# Exercise aim
Output an exact reproduction of the data.
━━━ Records for processing ━━━
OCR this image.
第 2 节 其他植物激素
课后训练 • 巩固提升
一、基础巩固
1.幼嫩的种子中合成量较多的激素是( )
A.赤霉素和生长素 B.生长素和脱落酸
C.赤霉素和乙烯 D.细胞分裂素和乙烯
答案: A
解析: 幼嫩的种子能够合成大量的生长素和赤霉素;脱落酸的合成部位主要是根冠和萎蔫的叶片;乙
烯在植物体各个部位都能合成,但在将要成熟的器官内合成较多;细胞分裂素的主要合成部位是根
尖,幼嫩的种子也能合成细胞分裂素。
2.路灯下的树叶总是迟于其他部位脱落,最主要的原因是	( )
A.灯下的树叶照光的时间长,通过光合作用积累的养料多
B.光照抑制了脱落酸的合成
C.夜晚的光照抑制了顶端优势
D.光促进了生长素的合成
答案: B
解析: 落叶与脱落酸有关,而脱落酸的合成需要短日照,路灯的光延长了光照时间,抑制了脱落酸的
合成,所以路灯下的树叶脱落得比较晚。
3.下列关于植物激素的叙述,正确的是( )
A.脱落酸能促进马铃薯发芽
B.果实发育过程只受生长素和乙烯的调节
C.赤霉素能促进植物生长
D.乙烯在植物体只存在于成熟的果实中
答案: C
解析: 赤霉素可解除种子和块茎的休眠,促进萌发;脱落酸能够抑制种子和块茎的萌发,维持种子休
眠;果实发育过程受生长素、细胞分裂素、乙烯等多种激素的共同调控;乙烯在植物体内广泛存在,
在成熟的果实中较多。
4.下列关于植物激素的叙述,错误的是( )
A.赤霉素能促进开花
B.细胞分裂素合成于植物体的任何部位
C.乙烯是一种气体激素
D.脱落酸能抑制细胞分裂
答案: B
━━━
# Exercise result
OCR this image.
第 2 节 其他植物激素
课后训练 • 巩固提升
一、基础巩固
1.幼嫩的种子中合成量较多的激素是( )
A.赤霉素和生长素 B.生长素和脱落酸
C.赤霉素和乙烯 D.细胞分裂素和乙烯
答案: A
解析: 幼嫩的种子能够合成大量的生长素和赤霉素;脱落酸的合成部位主要是根冠和萎蔫的叶片;乙
烯在植物体各个部位都能合成,但在将要成熟的器官内合成较多;细胞分裂素的主要合成部位是根
尖,幼嫩的种子也能合成细胞分裂素。
2.路灯下的树叶总是迟于其他部位脱落,最主要的原因是	( )
A.灯下的树叶照光的时间长,通过光合作用积累的养料多
B.光照抑制了脱落酸的合成
C.夜晚的光照抑制了顶端优势
D.光促进了生长素的合成
答案: B
解析: 落叶与脱落酸有关,而脱落酸的合成需要短日照,路灯的光延长了光照时间,抑制了脱落酸的
合成,所以路灯下的树叶脱落得比较晚。
3.下列关于植物激素的叙述,正确的是( )
A.脱落酸能促进马铃薯发芽
B.果实发育过程只受生长素和乙烯的调节
C.赤霉素能促进植物生长
D.乙烯在植物体只存在于成熟的果实中
答案: C
解析: 赤霉素可解除种子和块茎的休眠,促进萌发;脱落酸能够抑制种子和块茎的萌发,维持种子休
眠;果实发育过程受生长素、细胞分裂素、乙烯等多种激素的共同调控;乙烯在植物体内广泛存在,
在成熟的果实中较多。
4.下列关于植物激素的叙述,错误的是( )
A.赤霉素能促进开花
B.细胞分裂素合成于植物体的任何部位
C.乙烯是一种气体激素
D.脱落酸能抑制细胞分裂
答案: B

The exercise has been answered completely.